(Beginning of THE RECORDS)
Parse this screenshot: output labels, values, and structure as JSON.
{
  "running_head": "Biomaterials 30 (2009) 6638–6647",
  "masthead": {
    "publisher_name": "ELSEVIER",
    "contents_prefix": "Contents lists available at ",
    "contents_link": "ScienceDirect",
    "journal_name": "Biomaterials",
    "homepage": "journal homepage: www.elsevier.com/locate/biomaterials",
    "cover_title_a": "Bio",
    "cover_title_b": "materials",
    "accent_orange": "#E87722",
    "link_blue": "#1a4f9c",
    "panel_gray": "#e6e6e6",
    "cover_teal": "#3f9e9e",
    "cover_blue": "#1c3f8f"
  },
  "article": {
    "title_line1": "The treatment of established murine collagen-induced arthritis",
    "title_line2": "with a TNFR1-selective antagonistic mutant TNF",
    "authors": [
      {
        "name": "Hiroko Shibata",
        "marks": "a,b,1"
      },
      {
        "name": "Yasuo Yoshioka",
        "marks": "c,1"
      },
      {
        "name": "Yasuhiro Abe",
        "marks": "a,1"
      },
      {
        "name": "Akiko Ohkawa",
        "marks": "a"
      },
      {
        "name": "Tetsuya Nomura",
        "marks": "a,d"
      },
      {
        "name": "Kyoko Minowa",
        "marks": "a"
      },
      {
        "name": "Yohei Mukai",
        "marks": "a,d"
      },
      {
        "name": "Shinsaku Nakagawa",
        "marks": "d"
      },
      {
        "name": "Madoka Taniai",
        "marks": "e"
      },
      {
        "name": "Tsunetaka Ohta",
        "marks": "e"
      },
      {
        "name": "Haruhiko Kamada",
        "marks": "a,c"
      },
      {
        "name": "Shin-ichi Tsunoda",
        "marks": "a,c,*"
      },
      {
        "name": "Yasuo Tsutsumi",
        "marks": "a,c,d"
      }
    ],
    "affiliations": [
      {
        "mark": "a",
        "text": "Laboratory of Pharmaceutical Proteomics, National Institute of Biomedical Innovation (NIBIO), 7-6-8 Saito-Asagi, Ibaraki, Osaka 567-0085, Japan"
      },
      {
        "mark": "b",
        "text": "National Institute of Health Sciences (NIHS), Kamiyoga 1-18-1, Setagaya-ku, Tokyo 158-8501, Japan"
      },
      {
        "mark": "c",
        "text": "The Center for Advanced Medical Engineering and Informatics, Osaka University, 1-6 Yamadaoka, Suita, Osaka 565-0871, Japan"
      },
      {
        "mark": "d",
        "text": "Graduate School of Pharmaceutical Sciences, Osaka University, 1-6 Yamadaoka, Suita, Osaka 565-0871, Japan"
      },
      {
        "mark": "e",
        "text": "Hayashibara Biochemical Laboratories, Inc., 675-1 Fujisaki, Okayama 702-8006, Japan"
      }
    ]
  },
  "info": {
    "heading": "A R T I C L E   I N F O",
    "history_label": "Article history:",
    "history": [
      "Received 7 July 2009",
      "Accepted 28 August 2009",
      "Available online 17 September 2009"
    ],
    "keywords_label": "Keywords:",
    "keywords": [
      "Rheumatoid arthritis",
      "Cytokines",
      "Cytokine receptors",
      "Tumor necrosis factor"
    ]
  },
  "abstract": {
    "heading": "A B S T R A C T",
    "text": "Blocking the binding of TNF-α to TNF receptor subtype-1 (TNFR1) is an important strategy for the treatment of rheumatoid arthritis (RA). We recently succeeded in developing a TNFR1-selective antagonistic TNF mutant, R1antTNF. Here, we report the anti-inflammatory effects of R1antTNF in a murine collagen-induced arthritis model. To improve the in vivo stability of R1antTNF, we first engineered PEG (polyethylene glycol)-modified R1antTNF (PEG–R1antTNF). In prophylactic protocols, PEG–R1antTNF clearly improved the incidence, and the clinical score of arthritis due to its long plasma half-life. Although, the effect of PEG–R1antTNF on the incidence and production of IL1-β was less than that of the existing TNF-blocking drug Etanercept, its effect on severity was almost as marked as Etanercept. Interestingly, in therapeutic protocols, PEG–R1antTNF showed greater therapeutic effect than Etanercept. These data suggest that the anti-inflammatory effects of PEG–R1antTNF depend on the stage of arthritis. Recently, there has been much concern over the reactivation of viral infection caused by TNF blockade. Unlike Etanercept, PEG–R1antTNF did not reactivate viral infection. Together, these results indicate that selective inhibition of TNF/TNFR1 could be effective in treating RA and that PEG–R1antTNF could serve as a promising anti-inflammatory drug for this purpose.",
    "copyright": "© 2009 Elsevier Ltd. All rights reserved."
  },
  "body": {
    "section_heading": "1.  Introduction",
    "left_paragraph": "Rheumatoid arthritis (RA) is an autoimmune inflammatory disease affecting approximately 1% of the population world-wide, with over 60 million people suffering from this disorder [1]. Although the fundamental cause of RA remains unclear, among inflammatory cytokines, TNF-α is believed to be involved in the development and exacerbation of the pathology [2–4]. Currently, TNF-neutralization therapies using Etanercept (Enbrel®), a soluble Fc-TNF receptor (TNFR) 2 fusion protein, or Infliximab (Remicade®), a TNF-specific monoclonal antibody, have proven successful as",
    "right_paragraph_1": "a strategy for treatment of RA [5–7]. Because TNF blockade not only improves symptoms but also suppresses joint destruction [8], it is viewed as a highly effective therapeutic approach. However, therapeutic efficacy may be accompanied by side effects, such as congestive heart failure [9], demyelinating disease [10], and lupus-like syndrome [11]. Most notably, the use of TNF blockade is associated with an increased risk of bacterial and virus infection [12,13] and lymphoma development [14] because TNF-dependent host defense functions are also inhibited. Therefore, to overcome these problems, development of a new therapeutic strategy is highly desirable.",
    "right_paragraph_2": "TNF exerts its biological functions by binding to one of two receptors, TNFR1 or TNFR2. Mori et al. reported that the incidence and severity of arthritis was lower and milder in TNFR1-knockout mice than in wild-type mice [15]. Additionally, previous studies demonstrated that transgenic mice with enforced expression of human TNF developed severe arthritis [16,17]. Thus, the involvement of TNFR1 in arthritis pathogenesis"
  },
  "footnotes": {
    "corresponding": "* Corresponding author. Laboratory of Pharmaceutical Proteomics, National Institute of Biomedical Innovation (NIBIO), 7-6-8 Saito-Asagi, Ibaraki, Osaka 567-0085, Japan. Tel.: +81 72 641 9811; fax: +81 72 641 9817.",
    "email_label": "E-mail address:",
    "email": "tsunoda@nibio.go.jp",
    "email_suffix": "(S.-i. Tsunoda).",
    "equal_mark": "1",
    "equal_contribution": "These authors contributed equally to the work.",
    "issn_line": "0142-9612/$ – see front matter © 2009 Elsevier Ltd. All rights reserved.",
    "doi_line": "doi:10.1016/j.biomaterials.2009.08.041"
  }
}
(End of THE RECORDS)
§ PROBLEM DETAILS
Among the records above, which lines hold the word "Laboratory"? Copy each one.

§ FINAL ANSWER
        "text": "Laboratory of Pharmaceutical Proteomics, National Institute of Biomedical Innovation (NIBIO), 7-6-8 Saito-Asagi, Ibaraki, Osaka 567-0085, Japan"
    "corresponding": "* Corresponding author. Laboratory of Pharmaceutical Proteomics, National Institute of Biomedical Innovation (NIBIO), 7-6-8 Saito-Asagi, Ibaraki, Osaka 567-0085, Japan. Tel.: +81 72 641 9811; fax: +81 72 641 9817.",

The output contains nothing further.